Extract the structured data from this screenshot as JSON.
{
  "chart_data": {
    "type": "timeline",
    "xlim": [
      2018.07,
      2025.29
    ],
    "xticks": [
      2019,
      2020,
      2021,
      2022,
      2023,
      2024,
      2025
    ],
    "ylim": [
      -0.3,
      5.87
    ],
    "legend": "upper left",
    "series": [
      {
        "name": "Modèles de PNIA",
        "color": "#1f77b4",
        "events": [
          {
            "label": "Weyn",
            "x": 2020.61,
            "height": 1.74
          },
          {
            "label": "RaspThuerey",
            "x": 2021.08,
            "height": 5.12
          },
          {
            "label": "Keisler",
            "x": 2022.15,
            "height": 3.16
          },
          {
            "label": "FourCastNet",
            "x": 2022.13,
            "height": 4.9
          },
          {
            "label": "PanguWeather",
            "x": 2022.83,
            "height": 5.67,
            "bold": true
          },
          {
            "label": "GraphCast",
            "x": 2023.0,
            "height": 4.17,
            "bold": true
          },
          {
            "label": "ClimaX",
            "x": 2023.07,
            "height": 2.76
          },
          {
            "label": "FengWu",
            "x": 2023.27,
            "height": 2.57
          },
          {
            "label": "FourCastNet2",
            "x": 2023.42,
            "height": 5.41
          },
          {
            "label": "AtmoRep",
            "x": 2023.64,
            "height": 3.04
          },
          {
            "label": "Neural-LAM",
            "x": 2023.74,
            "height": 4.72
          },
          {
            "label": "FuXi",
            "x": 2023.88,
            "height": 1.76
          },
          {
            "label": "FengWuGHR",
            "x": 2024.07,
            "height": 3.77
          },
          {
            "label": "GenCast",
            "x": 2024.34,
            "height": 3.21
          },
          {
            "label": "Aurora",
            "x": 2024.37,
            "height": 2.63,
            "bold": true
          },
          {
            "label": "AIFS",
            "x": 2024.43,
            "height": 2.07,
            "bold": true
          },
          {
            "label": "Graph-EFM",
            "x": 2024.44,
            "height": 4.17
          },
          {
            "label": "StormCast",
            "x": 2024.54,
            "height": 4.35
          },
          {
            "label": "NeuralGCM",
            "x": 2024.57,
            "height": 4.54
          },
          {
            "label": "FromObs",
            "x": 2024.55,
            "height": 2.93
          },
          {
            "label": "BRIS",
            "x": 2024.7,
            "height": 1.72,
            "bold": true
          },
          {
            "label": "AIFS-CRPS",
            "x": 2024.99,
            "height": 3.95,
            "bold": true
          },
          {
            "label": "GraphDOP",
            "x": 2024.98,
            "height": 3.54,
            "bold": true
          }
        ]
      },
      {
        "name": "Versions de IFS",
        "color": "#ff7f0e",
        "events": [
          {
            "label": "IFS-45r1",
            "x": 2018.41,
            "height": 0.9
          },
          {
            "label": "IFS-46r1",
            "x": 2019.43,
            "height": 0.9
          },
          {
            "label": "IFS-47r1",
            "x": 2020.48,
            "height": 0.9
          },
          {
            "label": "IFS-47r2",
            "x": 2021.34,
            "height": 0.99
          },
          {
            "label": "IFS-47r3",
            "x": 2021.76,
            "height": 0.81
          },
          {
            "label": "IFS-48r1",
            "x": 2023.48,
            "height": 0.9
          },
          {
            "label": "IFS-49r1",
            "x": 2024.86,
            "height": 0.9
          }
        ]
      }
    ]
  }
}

══════

• [Requirements]:
Transcribe each entry precisely, missing none.

• [Exercise result]:
Extract the structured data from this screenshot as JSON.
{
  "chart_data": {
    "type": "timeline",
    "xlim": [
      2018.07,
      2025.29
    ],
    "xticks": [
      2019,
      2020,
      2021,
      2022,
      2023,
      2024,
      2025
    ],
    "ylim": [
      -0.3,
      5.87
    ],
    "legend": "upper left",
    "series": [
      {
        "name": "Modèles de PNIA",
        "color": "#1f77b4",
        "events": [
          {
            "label": "Weyn",
            "x": 2020.61,
            "height": 1.74
          },
          {
            "label": "RaspThuerey",
            "x": 2021.08,
            "height": 5.12
          },
          {
            "label": "Keisler",
            "x": 2022.15,
            "height": 3.16
          },
          {
            "label": "FourCastNet",
            "x": 2022.13,
            "height": 4.9
          },
          {
            "label": "PanguWeather",
            "x": 2022.83,
            "height": 5.67,
            "bold": true
          },
          {
            "label": "GraphCast",
            "x": 2023.0,
            "height": 4.17,
            "bold": true
          },
          {
            "label": "ClimaX",
            "x": 2023.07,
            "height": 2.76
          },
          {
            "label": "FengWu",
            "x": 2023.27,
            "height": 2.57
          },
          {
            "label": "FourCastNet2",
            "x": 2023.42,
            "height": 5.41
          },
          {
            "label": "AtmoRep",
            "x": 2023.64,
            "height": 3.04
          },
          {
            "label": "Neural-LAM",
            "x": 2023.74,
            "height": 4.72
          },
          {
            "label": "FuXi",
            "x": 2023.88,
            "height": 1.76
          },
          {
            "label": "FengWuGHR",
            "x": 2024.07,
            "height": 3.77
          },
          {
            "label": "GenCast",
            "x": 2024.34,
            "height": 3.21
          },
          {
            "label": "Aurora",
            "x": 2024.37,
            "height": 2.63,
            "bold": true
          },
          {
            "label": "AIFS",
            "x": 2024.43,
            "height": 2.07,
            "bold": true
          },
          {
            "label": "Graph-EFM",
            "x": 2024.44,
            "height": 4.17
          },
          {
            "label": "StormCast",
            "x": 2024.54,
            "height": 4.35
          },
          {
            "label": "NeuralGCM",
            "x": 2024.57,
            "height": 4.54
          },
          {
            "label": "FromObs",
            "x": 2024.55,
            "height": 2.93
          },
          {
            "label": "BRIS",
            "x": 2024.7,
            "height": 1.72,
            "bold": true
          },
          {
            "label": "AIFS-CRPS",
            "x": 2024.99,
            "height": 3.95,
            "bold": true
          },
          {
            "label": "GraphDOP",
            "x": 2024.98,
            "height": 3.54,
            "bold": true
          }
        ]
      },
      {
        "name": "Versions de IFS",
        "color": "#ff7f0e",
        "events": [
          {
            "label": "IFS-45r1",
            "x": 2018.41,
            "height": 0.9
          },
          {
            "label": "IFS-46r1",
            "x": 2019.43,
            "height": 0.9
          },
          {
            "label": "IFS-47r1",
            "x": 2020.48,
            "height": 0.9
          },
          {
            "label": "IFS-47r2",
            "x": 2021.34,
            "height": 0.99
          },
          {
            "label": "IFS-47r3",
            "x": 2021.76,
            "height": 0.81
          },
          {
            "label": "IFS-48r1",
            "x": 2023.48,
            "height": 0.9
          },
          {
            "label": "IFS-49r1",
            "x": 2024.86,
            "height": 0.9
          }
        ]
      }
    ]
  }
}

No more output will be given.